* begin *
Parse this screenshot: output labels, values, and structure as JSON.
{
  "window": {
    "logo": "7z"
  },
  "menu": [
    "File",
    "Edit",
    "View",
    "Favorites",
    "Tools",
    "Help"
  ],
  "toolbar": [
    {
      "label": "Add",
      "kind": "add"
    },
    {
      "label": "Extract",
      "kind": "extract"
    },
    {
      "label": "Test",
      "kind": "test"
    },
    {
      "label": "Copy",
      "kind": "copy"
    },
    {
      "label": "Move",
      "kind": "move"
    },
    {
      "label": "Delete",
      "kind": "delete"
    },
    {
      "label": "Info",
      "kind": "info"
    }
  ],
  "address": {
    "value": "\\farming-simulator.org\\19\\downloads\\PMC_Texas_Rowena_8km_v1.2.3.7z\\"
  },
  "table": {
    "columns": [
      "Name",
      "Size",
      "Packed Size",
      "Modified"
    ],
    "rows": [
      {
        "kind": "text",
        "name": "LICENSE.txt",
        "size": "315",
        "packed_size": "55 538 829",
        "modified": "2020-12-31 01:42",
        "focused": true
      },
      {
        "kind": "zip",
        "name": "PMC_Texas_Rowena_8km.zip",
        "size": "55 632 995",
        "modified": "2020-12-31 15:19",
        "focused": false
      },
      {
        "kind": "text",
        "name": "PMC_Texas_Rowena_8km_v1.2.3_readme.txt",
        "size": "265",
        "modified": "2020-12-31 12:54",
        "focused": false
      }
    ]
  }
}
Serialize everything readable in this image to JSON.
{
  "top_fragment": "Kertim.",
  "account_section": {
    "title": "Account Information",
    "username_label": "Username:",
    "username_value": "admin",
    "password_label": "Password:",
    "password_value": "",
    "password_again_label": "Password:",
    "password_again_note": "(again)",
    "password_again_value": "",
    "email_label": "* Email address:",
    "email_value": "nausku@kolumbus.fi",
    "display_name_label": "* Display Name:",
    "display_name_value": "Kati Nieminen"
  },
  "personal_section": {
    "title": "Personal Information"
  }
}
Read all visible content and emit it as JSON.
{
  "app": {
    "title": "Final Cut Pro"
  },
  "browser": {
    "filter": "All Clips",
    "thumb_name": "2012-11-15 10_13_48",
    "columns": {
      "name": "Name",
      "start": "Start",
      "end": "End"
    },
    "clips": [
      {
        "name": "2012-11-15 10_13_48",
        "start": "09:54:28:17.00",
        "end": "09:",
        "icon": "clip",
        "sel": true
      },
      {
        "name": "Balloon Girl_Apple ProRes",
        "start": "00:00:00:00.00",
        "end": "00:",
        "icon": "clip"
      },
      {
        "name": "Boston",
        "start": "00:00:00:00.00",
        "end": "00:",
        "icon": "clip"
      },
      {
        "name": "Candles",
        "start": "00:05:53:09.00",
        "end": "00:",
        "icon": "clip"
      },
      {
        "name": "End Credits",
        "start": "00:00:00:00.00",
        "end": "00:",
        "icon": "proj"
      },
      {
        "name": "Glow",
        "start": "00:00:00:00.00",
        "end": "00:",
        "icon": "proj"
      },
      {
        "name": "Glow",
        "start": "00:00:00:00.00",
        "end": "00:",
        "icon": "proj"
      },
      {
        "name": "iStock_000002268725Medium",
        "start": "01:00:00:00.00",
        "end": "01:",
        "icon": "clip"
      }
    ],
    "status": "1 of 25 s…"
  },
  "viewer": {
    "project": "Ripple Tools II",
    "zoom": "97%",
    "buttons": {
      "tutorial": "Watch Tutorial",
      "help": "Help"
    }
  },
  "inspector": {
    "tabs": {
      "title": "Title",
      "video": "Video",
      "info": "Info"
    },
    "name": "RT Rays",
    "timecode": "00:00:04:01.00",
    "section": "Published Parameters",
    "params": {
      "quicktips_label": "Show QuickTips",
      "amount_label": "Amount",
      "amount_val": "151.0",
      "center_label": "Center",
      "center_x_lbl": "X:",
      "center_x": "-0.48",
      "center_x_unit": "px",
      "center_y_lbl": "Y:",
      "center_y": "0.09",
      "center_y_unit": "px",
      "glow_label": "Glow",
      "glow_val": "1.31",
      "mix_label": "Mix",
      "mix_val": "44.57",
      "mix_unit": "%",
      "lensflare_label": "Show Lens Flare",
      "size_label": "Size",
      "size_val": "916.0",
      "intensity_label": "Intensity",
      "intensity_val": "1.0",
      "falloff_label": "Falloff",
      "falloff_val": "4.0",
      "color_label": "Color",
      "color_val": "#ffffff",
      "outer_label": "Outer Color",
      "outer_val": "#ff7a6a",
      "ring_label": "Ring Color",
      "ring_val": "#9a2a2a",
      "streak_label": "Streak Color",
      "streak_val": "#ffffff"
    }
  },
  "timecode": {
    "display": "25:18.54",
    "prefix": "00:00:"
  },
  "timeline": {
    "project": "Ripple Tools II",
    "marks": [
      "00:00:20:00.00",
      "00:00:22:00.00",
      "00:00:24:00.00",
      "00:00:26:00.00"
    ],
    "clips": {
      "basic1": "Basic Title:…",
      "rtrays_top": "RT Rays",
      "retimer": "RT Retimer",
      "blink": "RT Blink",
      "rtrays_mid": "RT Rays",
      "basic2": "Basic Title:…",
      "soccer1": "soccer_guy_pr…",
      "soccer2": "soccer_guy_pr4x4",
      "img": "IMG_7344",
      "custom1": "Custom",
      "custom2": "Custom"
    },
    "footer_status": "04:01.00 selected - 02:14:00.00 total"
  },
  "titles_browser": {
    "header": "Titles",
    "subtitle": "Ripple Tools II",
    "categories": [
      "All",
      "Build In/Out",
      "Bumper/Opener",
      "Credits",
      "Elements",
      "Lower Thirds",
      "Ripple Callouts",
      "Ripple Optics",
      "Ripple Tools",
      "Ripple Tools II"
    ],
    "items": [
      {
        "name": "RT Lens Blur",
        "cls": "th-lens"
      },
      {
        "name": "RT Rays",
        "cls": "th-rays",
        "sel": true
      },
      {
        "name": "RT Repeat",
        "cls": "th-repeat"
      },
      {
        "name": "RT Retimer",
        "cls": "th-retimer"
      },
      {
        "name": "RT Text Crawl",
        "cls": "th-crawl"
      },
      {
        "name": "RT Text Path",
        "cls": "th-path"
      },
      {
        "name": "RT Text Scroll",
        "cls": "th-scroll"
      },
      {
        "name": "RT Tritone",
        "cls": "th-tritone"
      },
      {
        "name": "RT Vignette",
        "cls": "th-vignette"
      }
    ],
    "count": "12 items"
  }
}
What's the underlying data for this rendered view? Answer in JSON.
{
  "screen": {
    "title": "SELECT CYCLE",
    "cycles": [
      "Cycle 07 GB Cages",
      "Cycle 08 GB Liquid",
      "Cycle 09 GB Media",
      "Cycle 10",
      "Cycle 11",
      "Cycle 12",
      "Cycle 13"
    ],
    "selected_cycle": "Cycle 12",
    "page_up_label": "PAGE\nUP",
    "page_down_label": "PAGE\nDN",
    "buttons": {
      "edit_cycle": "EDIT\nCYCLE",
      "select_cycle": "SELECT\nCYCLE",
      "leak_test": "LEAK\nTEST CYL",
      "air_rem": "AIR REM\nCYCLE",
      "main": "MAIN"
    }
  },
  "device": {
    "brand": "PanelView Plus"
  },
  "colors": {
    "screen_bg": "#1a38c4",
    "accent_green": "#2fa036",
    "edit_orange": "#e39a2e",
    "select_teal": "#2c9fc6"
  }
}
* end *
Your task -> Reproduce the full listing word for word.

Output ->
Parse this screenshot: output labels, values, and structure as JSON.
{
  "window": {
    "logo": "7z"
  },
  "menu": [
    "File",
    "Edit",
    "View",
    "Favorites",
    "Tools",
    "Help"
  ],
  "toolbar": [
    {
      "label": "Add",
      "kind": "add"
    },
    {
      "label": "Extract",
      "kind": "extract"
    },
    {
      "label": "Test",
      "kind": "test"
    },
    {
      "label": "Copy",
      "kind": "copy"
    },
    {
      "label": "Move",
      "kind": "move"
    },
    {
      "label": "Delete",
      "kind": "delete"
    },
    {
      "label": "Info",
      "kind": "info"
    }
  ],
  "address": {
    "value": "\\farming-simulator.org\\19\\downloads\\PMC_Texas_Rowena_8km_v1.2.3.7z\\"
  },
  "table": {
    "columns": [
      "Name",
      "Size",
      "Packed Size",
      "Modified"
    ],
    "rows": [
      {
        "kind": "text",
        "name": "LICENSE.txt",
        "size": "315",
        "packed_size": "55 538 829",
        "modified": "2020-12-31 01:42",
        "focused": true
      },
      {
        "kind": "zip",
        "name": "PMC_Texas_Rowena_8km.zip",
        "size": "55 632 995",
        "modified": "2020-12-31 15:19",
        "focused": false
      },
      {
        "kind": "text",
        "name": "PMC_Texas_Rowena_8km_v1.2.3_readme.txt",
        "size": "265",
        "modified": "2020-12-31 12:54",
        "focused": false
      }
    ]
  }
}
Serialize everything readable in this image to JSON.
{
  "top_fragment": "Kertim.",
  "account_section": {
    "title": "Account Information",
    "username_label": "Username:",
    "username_value": "admin",
    "password_label": "Password:",
    "password_value": "",
    "password_again_label": "Password:",
    "password_again_note": "(again)",
    "password_again_value": "",
    "email_label": "* Email address:",
    "email_value": "nausku@kolumbus.fi",
    "display_name_label": "* Display Name:",
    "display_name_value": "Kati Nieminen"
  },
  "personal_section": {
    "title": "Personal Information"
  }
}
Read all visible content and emit it as JSON.
{
  "app": {
    "title": "Final Cut Pro"
  },
  "browser": {
    "filter": "All Clips",
    "thumb_name": "2012-11-15 10_13_48",
    "columns": {
      "name": "Name",
      "start": "Start",
      "end": "End"
    },
    "clips": [
      {
        "name": "2012-11-15 10_13_48",
        "start": "09:54:28:17.00",
        "end": "09:",
        "icon": "clip",
        "sel": true
      },
      {
        "name": "Balloon Girl_Apple ProRes",
        "start": "00:00:00:00.00",
        "end": "00:",
        "icon": "clip"
      },
      {
        "name": "Boston",
        "start": "00:00:00:00.00",
        "end": "00:",
        "icon": "clip"
      },
      {
        "name": "Candles",
        "start": "00:05:53:09.00",
        "end": "00:",
        "icon": "clip"
      },
      {
        "name": "End Credits",
        "start": "00:00:00:00.00",
        "end": "00:",
        "icon": "proj"
      },
      {
        "name": "Glow",
        "start": "00:00:00:00.00",
        "end": "00:",
        "icon": "proj"
      },
      {
        "name": "Glow",
        "start": "00:00:00:00.00",
        "end": "00:",
        "icon": "proj"
      },
      {
        "name": "iStock_000002268725Medium",
        "start": "01:00:00:00.00",
        "end": "01:",
        "icon": "clip"
      }
    ],
    "status": "1 of 25 s…"
  },
  "viewer": {
    "project": "Ripple Tools II",
    "zoom": "97%",
    "buttons": {
      "tutorial": "Watch Tutorial",
      "help": "Help"
    }
  },
  "inspector": {
    "tabs": {
      "title": "Title",
      "video": "Video",
      "info": "Info"
    },
    "name": "RT Rays",
    "timecode": "00:00:04:01.00",
    "section": "Published Parameters",
    "params": {
      "quicktips_label": "Show QuickTips",
      "amount_label": "Amount",
      "amount_val": "151.0",
      "center_label": "Center",
      "center_x_lbl": "X:",
      "center_x": "-0.48",
      "center_x_unit": "px",
      "center_y_lbl": "Y:",
      "center_y": "0.09",
      "center_y_unit": "px",
      "glow_label": "Glow",
      "glow_val": "1.31",
      "mix_label": "Mix",
      "mix_val": "44.57",
      "mix_unit": "%",
      "lensflare_label": "Show Lens Flare",
      "size_label": "Size",
      "size_val": "916.0",
      "intensity_label": "Intensity",
      "intensity_val": "1.0",
      "falloff_label": "Falloff",
      "falloff_val": "4.0",
      "color_label": "Color",
      "color_val": "#ffffff",
      "outer_label": "Outer Color",
      "outer_val": "#ff7a6a",
      "ring_label": "Ring Color",
      "ring_val": "#9a2a2a",
      "streak_label": "Streak Color",
      "streak_val": "#ffffff"
    }
  },
  "timecode": {
    "display": "25:18.54",
    "prefix": "00:00:"
  },
  "timeline": {
    "project": "Ripple Tools II",
    "marks": [
      "00:00:20:00.00",
      "00:00:22:00.00",
      "00:00:24:00.00",
      "00:00:26:00.00"
    ],
    "clips": {
      "basic1": "Basic Title:…",
      "rtrays_top": "RT Rays",
      "retimer": "RT Retimer",
      "blink": "RT Blink",
      "rtrays_mid": "RT Rays",
      "basic2": "Basic Title:…",
      "soccer1": "soccer_guy_pr…",
      "soccer2": "soccer_guy_pr4x4",
      "img": "IMG_7344",
      "custom1": "Custom",
      "custom2": "Custom"
    },
    "footer_status": "04:01.00 selected - 02:14:00.00 total"
  },
  "titles_browser": {
    "header": "Titles",
    "subtitle": "Ripple Tools II",
    "categories": [
      "All",
      "Build In/Out",
      "Bumper/Opener",
      "Credits",
      "Elements",
      "Lower Thirds",
      "Ripple Callouts",
      "Ripple Optics",
      "Ripple Tools",
      "Ripple Tools II"
    ],
    "items": [
      {
        "name": "RT Lens Blur",
        "cls": "th-lens"
      },
      {
        "name": "RT Rays",
        "cls": "th-rays",
        "sel": true
      },
      {
        "name": "RT Repeat",
        "cls": "th-repeat"
      },
      {
        "name": "RT Retimer",
        "cls": "th-retimer"
      },
      {
        "name": "RT Text Crawl",
        "cls": "th-crawl"
      },
      {
        "name": "RT Text Path",
        "cls": "th-path"
      },
      {
        "name": "RT Text Scroll",
        "cls": "th-scroll"
      },
      {
        "name": "RT Tritone",
        "cls": "th-tritone"
      },
      {
        "name": "RT Vignette",
        "cls": "th-vignette"
      }
    ],
    "count": "12 items"
  }
}
What's the underlying data for this rendered view? Answer in JSON.
{
  "screen": {
    "title": "SELECT CYCLE",
    "cycles": [
      "Cycle 07 GB Cages",
      "Cycle 08 GB Liquid",
      "Cycle 09 GB Media",
      "Cycle 10",
      "Cycle 11",
      "Cycle 12",
      "Cycle 13"
    ],
    "selected_cycle": "Cycle 12",
    "page_up_label": "PAGE\nUP",
    "page_down_label": "PAGE\nDN",
    "buttons": {
      "edit_cycle": "EDIT\nCYCLE",
      "select_cycle": "SELECT\nCYCLE",
      "leak_test": "LEAK\nTEST CYL",
      "air_rem": "AIR REM\nCYCLE",
      "main": "MAIN"
    }
  },
  "device": {
    "brand": "PanelView Plus"
  },
  "colors": {
    "screen_bg": "#1a38c4",
    "accent_green": "#2fa036",
    "edit_orange": "#e39a2e",
    "select_teal": "#2c9fc6"
  }
}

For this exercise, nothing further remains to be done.